_Source passage_
Building Muscles While Building Minds:
Athletics and the Early Years of Women's Education
(September 20-December 22, 2005)

Keeping Our Heads Above Water:
No Buoys Allowed

A Feminist Scholar and Swimmer
Reflects on 21st Century Athletics at Bryn Mawr

November 15, 2005

Responses to the Talk
On-Line Forum for Continuing the Conversation
Further Resources:

How many of you are Bryn Mawr graduates?

How many of you passed the
swimming requirement for graduation?

What else did you do here, that would give you
100% correlation with graduation?
(Not even the freshman writing requirement...)

What do we make of this "synchronicity"?

Why does Bryn Mawr require swimming proficiency,
for graduation from the College?

What does it mean?
And what does it matter?

The college's swimming requirement is not mentioned until the course catalogue of May 1901...Although legend has it that the requirement came about in response to the drowning death of a Bryn Mawr student, there is no particular event cited in any of the college's records that makes this story credible. (Barbara Grubb, Visual Collections Specialist)

The opening of the pool precipitated a crisis that Thomas feared would damage the College's reputation as a moral institution. On May 10-11, 1896, Thomas wrote to Mary Garrett that she had been interrupted at dinner "by the excitement of naked students in the pool. It seems about 20 do it & are fast persuading others to do it. Of course it must be stopped at once as it wd do us more harm than any thing I can think of but there is really no harm in it." (Thomas Archives, BMC)

I want to think out loud with you this evening
about "what harm is in it":
what harm there is in attending to the body,
in a place devoted to the life of the mind--
and what happens when you don't.

I want to think out loud, more generally,
about the historical relationship of
women's bodies to women's minds,
both on this campus and elsewhere,
and what that relationship looks like today
in a range of locations:
in our lives,
in those of our daughters,
in those of women 'round the world.

To begin with my own...

Twenty-six years ago

...I began to swim.

_Data supplied_
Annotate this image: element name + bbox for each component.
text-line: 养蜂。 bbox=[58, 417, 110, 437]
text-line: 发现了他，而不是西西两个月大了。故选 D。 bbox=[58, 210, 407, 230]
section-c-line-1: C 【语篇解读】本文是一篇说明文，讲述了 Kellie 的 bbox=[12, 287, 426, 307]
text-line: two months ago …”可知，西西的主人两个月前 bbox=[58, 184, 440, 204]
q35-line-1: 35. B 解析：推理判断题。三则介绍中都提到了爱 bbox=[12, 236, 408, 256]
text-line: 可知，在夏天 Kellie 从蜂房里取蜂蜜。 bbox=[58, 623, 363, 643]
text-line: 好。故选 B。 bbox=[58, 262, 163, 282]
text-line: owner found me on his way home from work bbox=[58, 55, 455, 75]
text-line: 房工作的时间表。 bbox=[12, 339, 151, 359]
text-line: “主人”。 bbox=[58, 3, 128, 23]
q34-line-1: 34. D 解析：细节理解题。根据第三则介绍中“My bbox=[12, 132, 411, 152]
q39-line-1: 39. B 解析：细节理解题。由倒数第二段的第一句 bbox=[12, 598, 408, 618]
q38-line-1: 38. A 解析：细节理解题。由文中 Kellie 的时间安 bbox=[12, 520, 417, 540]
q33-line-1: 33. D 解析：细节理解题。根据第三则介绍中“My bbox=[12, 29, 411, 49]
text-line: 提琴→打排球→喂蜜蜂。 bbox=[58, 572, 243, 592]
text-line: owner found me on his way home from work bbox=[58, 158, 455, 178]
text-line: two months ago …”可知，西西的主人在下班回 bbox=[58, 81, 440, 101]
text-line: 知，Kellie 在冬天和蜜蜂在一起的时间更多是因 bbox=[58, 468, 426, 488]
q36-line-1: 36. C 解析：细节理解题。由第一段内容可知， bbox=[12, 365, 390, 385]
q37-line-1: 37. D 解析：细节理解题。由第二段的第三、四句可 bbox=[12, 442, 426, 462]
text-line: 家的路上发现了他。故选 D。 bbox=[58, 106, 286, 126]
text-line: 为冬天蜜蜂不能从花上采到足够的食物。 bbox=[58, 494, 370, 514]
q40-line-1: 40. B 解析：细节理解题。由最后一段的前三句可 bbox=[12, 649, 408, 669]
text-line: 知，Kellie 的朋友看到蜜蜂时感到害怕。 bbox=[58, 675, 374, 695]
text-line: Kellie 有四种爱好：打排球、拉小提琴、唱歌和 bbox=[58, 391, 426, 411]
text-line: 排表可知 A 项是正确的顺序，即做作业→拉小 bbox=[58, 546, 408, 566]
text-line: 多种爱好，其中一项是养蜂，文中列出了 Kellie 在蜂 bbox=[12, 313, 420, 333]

_Problem set_
• A. In the talk about athletics at Bryn Mawr, which course catalogue is the first to mention the college's swimming requirement?
• B. Carry on the talk about women's athletics at Bryn Mawr, starting after its final line.

_Answers in order_
• A. The course catalogue of May 1901.

• B.
Twenty-six years later,
I swim the same length (16 laps),
in the same time (20 minutes),
the same number of days (5x) per week.

Am I an athlete?

What is an athlete?

According to Sam Dalke (Haverford College '07), an athlete is
someone who competes (against himself or others) to improve his performance.

According to the Oxford Encyclopedia English Dictionary,
L athleta f. Gk athletes f. athleo contend for a prize (athlon)

1. a skilled performer in physical exercises,
especially in track and field events
2. a healthy person with natural athletic ability
3. athlete's foot: a fungal foot condition
affecting the skin between the toes

Can we work together toward a new definition?
One deriving from women's experiences @ Bryn Mawr,
including both those of the student athletes
on the Centennial Conference honor roll
and my own?
(Am I competing against aging?
It takes more effort to swim 32 lengths--
in the same amount of time--
than it used to!)

Amy Campbell, Director of Athletics and Physical Education,
Body + Mind @ Bryn Mawr:
Athletics...are central to a rigorous liberal arts experience.....We need to continue to provide programming...that emphasizes the benefits of physical well-being for the life of the mind....developing an athletics...model that complements Bryn Mawr's academic mission....The Challenging Women campaign seeks...funding [that] will allow us to hire coaches and teachers who understand the role of sports and fitness at a rigorous undergraduate college...and...secure the future of a strong athletics and physical education department that fosters the important link between mind and body.

But how do we understand that link?

The late 19th century theory saw it as managing a closed system.

Edward Clarke, Sex in Education; or, A Fair Chance for the Girls (1873):
both women and men had closed bodily systems with only finite amounts of energy. Studying...for young developing women...pulled blood, nourishment and energy away from reproductive organs...in the fragile and critical stages of maturation.

M. Carey Thomas, Address on "Women's College and University Education" (1907):
We did not know when we began whether women's health could stand the strain of college education. We were haunted in those days by the clanging chains of that gloomy little specter, Dr. Edward H. Clarke's Sex in education. With trepidation of spirit I made my mother read it, and was much cheered by her remark that, as neither she, nor any of the women she knew, had ever seen girls or women of the kind described in Dr. Clarke's book, we might as well act as if they did not exist. Still, we did not know whether colleges might not produce a crop of just such invalids. Doctors insisted that they would. We women could not be sure until we had tried the experiment. Now we have tried it, and tried for more than a generation, and we know that college women are not only not invalids, but that they are better physically than other women in their own class of life.

So: what was the role of physical activity
in the early years of the college?
(Preventing invalidism?)
And what is it now?
(Something more proactive and positive?)

Amy Campbell,
I have been thinking about the role of posture and strength training--how one's carrage is a visible signal and how physically strong women have an opportunity to project confidence and a sense that they have a 'strong' sense of where they are in the world and how to engage in meaningful ways....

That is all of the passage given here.